• _Excerpted text_
------

K8s plan

Layer 1: The Process (The Seed)

Everything starts with a binary being loaded into memory via the execve() syscall. It gets a PID and by default it inherits the host's namespaces — it sees the host's IP, every file in /, and every other process on the machine. This is the baseline. Containerisation is the act of pulling a process out of these shared namespaces.

Layer 2: The Clone Syscall (The Fork)

The actual mechanism is clone() with namespace flags:

CLONE_NEWNET   → new network namespace
CLONE_NEWPID   → new PID namespace
CLONE_NEWNS    → new mount namespace
CLONE_NEWUTS   → new hostname namespace
CLONE_NEWIPC   → new IPC namespace

unshare and nsenter are just userspace wrappers around this syscall. This is not magic — it's one syscall with flags. The kernel does the rest.

Layer 3: Namespaces (The Virtual Room)

Once cloned into new namespaces, the process has an isolated view:

  • Network NS: Its own loopback, its own IP (eventually), can't see host interfaces
  • PID NS: It thinks it's PID 1. It can't see or signal host processes
  • Mount NS: It sees its own filesystem tree
  • UTS NS: Its own hostname
  • IPC NS: Its own shared memory, message queues

Key: these are views, not copies. The host kernel is still the same kernel.

Layer 4: Cgroups (The Walls)

The process is tagged with a Control Group. The kernel now tracks every byte of RAM and every CPU cycle it consumes. The limits live in /sys/fs/cgroup/.

------

Records showing where elements appear
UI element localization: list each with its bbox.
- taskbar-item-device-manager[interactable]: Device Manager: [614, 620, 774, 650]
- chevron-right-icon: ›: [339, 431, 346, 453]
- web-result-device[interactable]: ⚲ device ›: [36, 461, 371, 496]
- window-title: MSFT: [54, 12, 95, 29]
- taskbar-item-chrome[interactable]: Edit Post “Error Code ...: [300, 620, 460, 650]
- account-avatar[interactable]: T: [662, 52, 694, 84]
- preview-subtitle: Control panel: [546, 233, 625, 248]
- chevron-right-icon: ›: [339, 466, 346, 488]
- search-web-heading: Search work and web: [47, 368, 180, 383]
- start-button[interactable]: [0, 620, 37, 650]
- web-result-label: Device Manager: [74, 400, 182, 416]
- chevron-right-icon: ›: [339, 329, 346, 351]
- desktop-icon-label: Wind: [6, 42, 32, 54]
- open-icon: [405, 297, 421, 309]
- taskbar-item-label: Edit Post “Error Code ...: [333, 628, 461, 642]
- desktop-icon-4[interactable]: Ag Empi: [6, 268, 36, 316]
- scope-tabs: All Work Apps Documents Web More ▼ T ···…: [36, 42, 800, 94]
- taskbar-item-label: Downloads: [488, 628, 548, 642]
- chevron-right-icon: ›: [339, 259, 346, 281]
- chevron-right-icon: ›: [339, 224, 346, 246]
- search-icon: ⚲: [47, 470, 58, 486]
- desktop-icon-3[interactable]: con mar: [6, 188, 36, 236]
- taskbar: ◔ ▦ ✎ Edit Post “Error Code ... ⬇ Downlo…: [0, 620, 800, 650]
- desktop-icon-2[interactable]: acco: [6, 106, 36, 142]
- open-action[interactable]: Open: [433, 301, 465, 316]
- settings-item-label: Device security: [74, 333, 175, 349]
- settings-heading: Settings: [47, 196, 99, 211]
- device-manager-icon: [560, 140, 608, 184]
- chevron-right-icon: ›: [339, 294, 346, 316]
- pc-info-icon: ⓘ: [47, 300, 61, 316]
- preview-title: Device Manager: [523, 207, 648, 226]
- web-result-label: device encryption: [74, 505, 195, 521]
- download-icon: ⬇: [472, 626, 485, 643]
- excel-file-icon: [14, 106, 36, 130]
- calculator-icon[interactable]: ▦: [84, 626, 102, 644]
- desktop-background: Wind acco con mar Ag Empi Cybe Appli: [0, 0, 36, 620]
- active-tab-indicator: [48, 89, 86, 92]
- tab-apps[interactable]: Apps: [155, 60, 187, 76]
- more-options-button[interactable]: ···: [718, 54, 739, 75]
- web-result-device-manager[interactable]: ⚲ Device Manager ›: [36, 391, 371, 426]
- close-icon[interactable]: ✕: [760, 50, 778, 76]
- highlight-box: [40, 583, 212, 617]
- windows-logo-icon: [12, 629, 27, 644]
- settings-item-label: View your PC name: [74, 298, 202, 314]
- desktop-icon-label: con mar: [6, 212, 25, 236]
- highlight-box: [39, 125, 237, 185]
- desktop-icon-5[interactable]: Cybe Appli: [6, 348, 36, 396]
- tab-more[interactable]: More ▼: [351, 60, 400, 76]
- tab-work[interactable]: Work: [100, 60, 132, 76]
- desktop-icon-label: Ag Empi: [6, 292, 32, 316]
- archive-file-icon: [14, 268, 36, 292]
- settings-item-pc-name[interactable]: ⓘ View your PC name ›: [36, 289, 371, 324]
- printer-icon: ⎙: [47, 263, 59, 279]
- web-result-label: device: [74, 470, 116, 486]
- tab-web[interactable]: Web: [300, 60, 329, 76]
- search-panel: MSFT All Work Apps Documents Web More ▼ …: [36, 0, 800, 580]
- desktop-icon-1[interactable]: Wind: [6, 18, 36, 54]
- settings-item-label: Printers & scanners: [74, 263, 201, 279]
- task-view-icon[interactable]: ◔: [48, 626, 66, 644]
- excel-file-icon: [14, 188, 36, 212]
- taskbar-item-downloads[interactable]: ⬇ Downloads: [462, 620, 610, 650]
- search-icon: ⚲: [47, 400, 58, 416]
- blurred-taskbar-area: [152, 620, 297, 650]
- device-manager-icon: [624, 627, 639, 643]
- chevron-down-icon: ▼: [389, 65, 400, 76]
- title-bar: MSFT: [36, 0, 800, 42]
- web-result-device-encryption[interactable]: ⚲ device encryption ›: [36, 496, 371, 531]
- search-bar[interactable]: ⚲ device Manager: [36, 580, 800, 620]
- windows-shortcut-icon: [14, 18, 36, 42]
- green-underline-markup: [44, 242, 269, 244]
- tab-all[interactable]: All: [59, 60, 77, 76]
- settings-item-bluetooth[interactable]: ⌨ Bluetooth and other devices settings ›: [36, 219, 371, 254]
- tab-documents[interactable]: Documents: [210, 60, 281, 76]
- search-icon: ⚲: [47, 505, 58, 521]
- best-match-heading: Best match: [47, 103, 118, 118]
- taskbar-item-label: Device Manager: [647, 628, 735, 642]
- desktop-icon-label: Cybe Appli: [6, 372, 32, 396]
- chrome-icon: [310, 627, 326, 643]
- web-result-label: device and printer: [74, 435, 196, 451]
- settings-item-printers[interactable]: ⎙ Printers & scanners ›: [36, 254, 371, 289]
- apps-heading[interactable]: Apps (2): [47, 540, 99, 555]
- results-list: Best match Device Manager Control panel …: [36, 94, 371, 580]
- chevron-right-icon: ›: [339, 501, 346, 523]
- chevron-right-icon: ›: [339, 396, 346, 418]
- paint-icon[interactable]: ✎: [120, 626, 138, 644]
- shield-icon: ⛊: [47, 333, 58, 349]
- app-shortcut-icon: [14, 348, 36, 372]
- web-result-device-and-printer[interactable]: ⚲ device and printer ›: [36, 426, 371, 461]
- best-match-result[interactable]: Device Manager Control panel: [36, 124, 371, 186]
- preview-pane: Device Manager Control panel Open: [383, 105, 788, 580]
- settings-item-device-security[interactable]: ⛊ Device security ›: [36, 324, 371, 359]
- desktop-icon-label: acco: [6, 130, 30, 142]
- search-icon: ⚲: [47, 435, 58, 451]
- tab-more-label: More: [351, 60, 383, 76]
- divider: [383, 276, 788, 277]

------

• _Exercise instructions_
[1] Please retype the stretch of the K8s plan from "Layer 3: Namespaces" through "Cgroups (The Walls)" word for word.
[2] Carry on the K8s plan, picking up right after its final sentence.
The listing was drawn from a source separate from the K8s plan.

• _Solved tasks_
[1]
Layer 3: Namespaces (The Virtual Room)

Once cloned into new namespaces, the process has an isolated view:

  • Network NS: Its own loopback, its own IP (eventually), can't see host interfaces
  • PID NS: It thinks it's PID 1. It can't see or signal host processes
  • Mount NS: It sees its own filesystem tree
  • UTS NS: Its own hostname
  • IPC NS: Its own shared memory, message queues

Key: these are views, not copies. The host kernel is still the same kernel.

Layer 4: Cgroups (The Walls)

[2]
If it hits the memory limit: kernel sends SIGKILL. That's an OOMKill — not a Kubernetes concept, a kernel concept. Kubernetes just reads the exit reason.

CPU limits work differently: no kill, the process gets throttled — it's allowed to run for X microseconds per 100ms period, then forcibly paused. This is why CPU throttling is silent and RAM limits are violent.

Layer 5: The Root Filesystem (The Suitcase)

A container isn't a real thing. It's a process in namespaces/cgroups pointed at a specific folder as its /.

The mechanism is pivot_root() — not chroot. chroot just changes where / resolves but the old root is still reachable if you know where to look. pivot_root swaps the root mount at the kernel level and can unmount the old one entirely. This is why it's used for containers — actual isolation, not just a redirect.

The filesystem itself is an OCI image: a stack of read-only OverlayFS layers. When a container starts, a thin writable layer is added on top. Kill the container, that layer dies. This is why containers are ephemeral by design, not by convention.

Layer 6: The Runtime (The Mechanic)

Three levels, not two:

  • runc — talks directly to the kernel. Creates namespaces, sets up cgroups, calls pivot_root, spawns the process. It then exits. Its job is done.
  • containerd-shim — sits between containerd and the running process. Keeps the container alive even if containerd itself restarts or crashes. This is why ps aux on any node shows dozens of containerd-shim processes — one per running container.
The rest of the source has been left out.